Omit the images. Copy each entry word for word.

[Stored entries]
____

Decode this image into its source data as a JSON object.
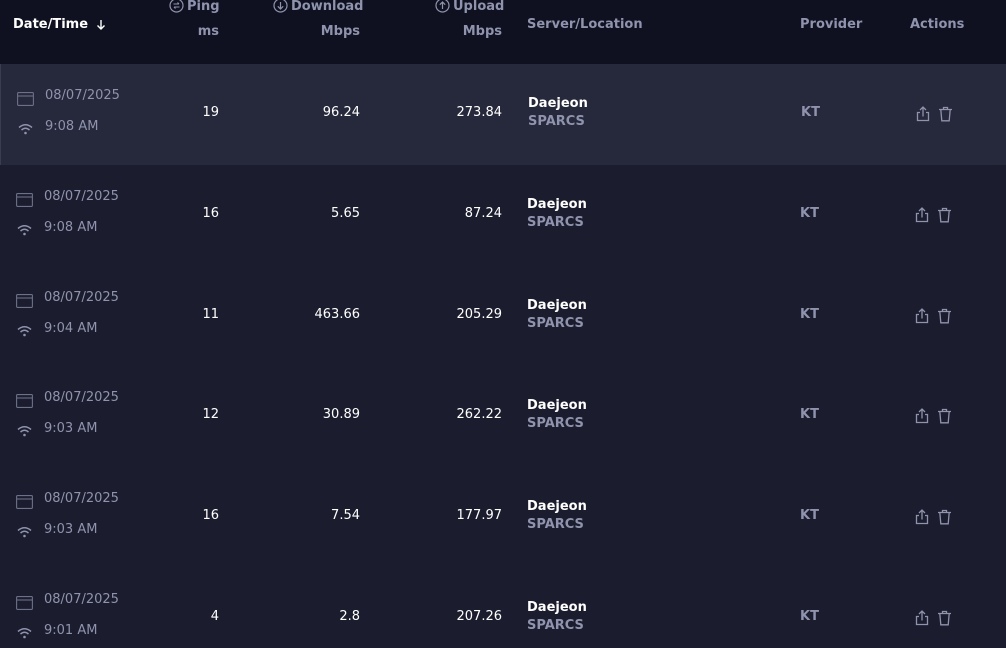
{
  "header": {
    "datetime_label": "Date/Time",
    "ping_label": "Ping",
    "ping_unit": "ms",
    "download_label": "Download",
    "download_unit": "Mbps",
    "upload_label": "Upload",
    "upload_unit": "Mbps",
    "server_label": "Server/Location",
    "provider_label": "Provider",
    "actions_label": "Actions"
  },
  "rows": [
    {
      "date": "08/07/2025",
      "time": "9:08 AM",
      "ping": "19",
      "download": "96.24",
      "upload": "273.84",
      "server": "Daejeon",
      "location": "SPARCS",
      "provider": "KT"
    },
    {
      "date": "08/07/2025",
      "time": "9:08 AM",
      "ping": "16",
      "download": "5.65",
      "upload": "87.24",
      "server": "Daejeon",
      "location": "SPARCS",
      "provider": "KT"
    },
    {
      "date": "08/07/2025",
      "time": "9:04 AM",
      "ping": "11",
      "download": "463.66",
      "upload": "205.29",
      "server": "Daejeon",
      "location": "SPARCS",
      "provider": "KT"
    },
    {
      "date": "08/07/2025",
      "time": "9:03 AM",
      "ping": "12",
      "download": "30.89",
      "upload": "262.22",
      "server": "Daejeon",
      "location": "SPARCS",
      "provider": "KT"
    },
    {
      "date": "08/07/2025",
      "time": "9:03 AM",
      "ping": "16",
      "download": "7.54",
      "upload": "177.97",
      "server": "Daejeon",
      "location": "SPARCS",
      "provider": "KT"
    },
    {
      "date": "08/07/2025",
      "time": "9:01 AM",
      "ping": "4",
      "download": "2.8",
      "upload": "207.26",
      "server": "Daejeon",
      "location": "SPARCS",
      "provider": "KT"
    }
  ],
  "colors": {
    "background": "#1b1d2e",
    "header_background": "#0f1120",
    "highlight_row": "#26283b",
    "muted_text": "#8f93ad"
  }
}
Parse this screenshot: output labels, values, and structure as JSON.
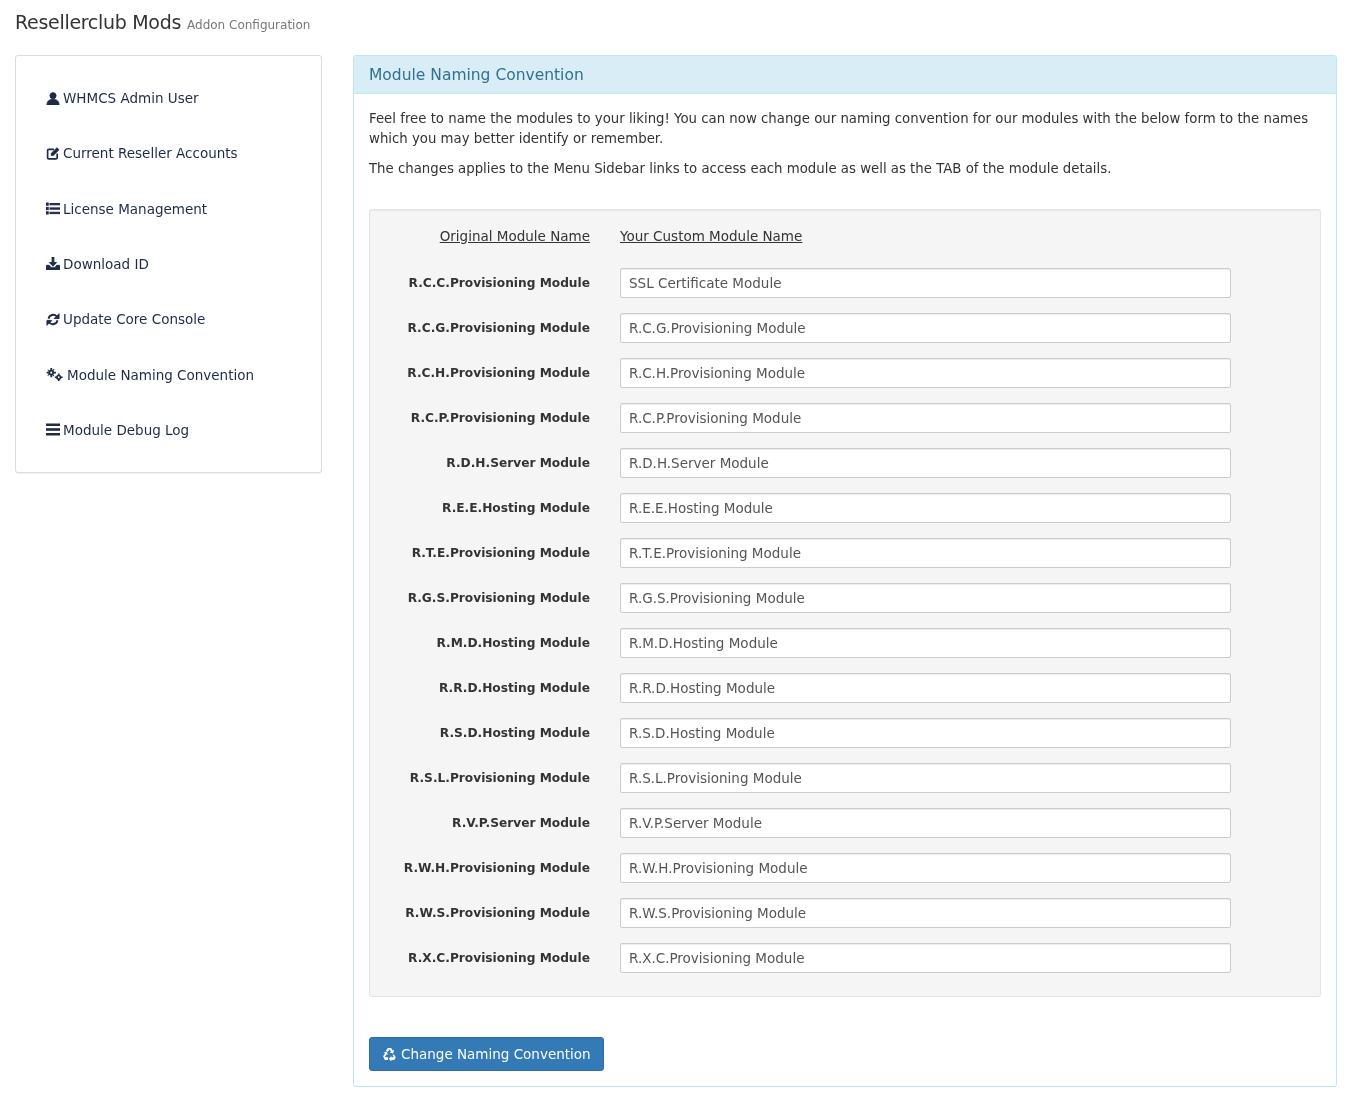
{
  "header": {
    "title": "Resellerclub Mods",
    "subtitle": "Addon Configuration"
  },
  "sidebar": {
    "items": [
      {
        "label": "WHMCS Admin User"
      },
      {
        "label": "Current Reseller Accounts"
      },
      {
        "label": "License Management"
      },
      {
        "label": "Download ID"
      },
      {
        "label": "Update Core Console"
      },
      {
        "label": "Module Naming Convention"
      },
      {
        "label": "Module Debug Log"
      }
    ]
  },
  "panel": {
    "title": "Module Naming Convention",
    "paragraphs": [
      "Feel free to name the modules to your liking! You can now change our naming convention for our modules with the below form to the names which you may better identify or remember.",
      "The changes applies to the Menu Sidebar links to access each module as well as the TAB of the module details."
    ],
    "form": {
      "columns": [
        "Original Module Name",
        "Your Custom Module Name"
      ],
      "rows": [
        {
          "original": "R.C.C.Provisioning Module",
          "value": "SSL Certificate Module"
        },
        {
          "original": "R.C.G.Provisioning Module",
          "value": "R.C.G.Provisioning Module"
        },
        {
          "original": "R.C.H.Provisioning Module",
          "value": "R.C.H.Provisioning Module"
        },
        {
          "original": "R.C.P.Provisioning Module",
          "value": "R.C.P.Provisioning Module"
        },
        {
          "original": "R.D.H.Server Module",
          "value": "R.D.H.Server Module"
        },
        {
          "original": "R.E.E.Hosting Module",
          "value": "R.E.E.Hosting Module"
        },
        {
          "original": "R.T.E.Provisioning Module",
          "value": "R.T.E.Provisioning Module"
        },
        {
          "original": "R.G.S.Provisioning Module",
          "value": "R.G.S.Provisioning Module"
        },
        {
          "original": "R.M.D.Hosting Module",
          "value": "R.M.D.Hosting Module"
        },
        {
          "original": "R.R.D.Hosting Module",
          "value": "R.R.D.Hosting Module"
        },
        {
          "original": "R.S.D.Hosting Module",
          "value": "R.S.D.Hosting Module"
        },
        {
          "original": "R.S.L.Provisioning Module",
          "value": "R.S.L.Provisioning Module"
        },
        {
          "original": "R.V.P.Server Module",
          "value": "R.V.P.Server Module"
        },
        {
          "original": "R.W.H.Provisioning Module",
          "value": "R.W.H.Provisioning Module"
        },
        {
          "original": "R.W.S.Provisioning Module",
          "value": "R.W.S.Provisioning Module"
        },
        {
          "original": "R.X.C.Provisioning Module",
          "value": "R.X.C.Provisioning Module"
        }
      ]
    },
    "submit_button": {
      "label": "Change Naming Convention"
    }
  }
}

____

• Solution to the exercise:
Decode this image into its source data as a JSON object.
{
  "header": {
    "datetime_label": "Date/Time",
    "ping_label": "Ping",
    "ping_unit": "ms",
    "download_label": "Download",
    "download_unit": "Mbps",
    "upload_label": "Upload",
    "upload_unit": "Mbps",
    "server_label": "Server/Location",
    "provider_label": "Provider",
    "actions_label": "Actions"
  },
  "rows": [
    {
      "date": "08/07/2025",
      "time": "9:08 AM",
      "ping": "19",
      "download": "96.24",
      "upload": "273.84",
      "server": "Daejeon",
      "location": "SPARCS",
      "provider": "KT"
    },
    {
      "date": "08/07/2025",
      "time": "9:08 AM",
      "ping": "16",
      "download": "5.65",
      "upload": "87.24",
      "server": "Daejeon",
      "location": "SPARCS",
      "provider": "KT"
    },
    {
      "date": "08/07/2025",
      "time": "9:04 AM",
      "ping": "11",
      "download": "463.66",
      "upload": "205.29",
      "server": "Daejeon",
      "location": "SPARCS",
      "provider": "KT"
    },
    {
      "date": "08/07/2025",
      "time": "9:03 AM",
      "ping": "12",
      "download": "30.89",
      "upload": "262.22",
      "server": "Daejeon",
      "location": "SPARCS",
      "provider": "KT"
    },
    {
      "date": "08/07/2025",
      "time": "9:03 AM",
      "ping": "16",
      "download": "7.54",
      "upload": "177.97",
      "server": "Daejeon",
      "location": "SPARCS",
      "provider": "KT"
    },
    {
      "date": "08/07/2025",
      "time": "9:01 AM",
      "ping": "4",
      "download": "2.8",
      "upload": "207.26",
      "server": "Daejeon",
      "location": "SPARCS",
      "provider": "KT"
    }
  ],
  "colors": {
    "background": "#1b1d2e",
    "header_background": "#0f1120",
    "highlight_row": "#26283b",
    "muted_text": "#8f93ad"
  }
}
Parse this screenshot: output labels, values, and structure as JSON.
{
  "header": {
    "title": "Resellerclub Mods",
    "subtitle": "Addon Configuration"
  },
  "sidebar": {
    "items": [
      {
        "label": "WHMCS Admin User"
      },
      {
        "label": "Current Reseller Accounts"
      },
      {
        "label": "License Management"
      },
      {
        "label": "Download ID"
      },
      {
        "label": "Update Core Console"
      },
      {
        "label": "Module Naming Convention"
      },
      {
        "label": "Module Debug Log"
      }
    ]
  },
  "panel": {
    "title": "Module Naming Convention",
    "paragraphs": [
      "Feel free to name the modules to your liking! You can now change our naming convention for our modules with the below form to the names which you may better identify or remember.",
      "The changes applies to the Menu Sidebar links to access each module as well as the TAB of the module details."
    ],
    "form": {
      "columns": [
        "Original Module Name",
        "Your Custom Module Name"
      ],
      "rows": [
        {
          "original": "R.C.C.Provisioning Module",
          "value": "SSL Certificate Module"
        },
        {
          "original": "R.C.G.Provisioning Module",
          "value": "R.C.G.Provisioning Module"
        },
        {
          "original": "R.C.H.Provisioning Module",
          "value": "R.C.H.Provisioning Module"
        },
        {
          "original": "R.C.P.Provisioning Module",
          "value": "R.C.P.Provisioning Module"
        },
        {
          "original": "R.D.H.Server Module",
          "value": "R.D.H.Server Module"
        },
        {
          "original": "R.E.E.Hosting Module",
          "value": "R.E.E.Hosting Module"
        },
        {
          "original": "R.T.E.Provisioning Module",
          "value": "R.T.E.Provisioning Module"
        },
        {
          "original": "R.G.S.Provisioning Module",
          "value": "R.G.S.Provisioning Module"
        },
        {
          "original": "R.M.D.Hosting Module",
          "value": "R.M.D.Hosting Module"
        },
        {
          "original": "R.R.D.Hosting Module",
          "value": "R.R.D.Hosting Module"
        },
        {
          "original": "R.S.D.Hosting Module",
          "value": "R.S.D.Hosting Module"
        },
        {
          "original": "R.S.L.Provisioning Module",
          "value": "R.S.L.Provisioning Module"
        },
        {
          "original": "R.V.P.Server Module",
          "value": "R.V.P.Server Module"
        },
        {
          "original": "R.W.H.Provisioning Module",
          "value": "R.W.H.Provisioning Module"
        },
        {
          "original": "R.W.S.Provisioning Module",
          "value": "R.W.S.Provisioning Module"
        },
        {
          "original": "R.X.C.Provisioning Module",
          "value": "R.X.C.Provisioning Module"
        }
      ]
    },
    "submit_button": {
      "label": "Change Naming Convention"
    }
  }
}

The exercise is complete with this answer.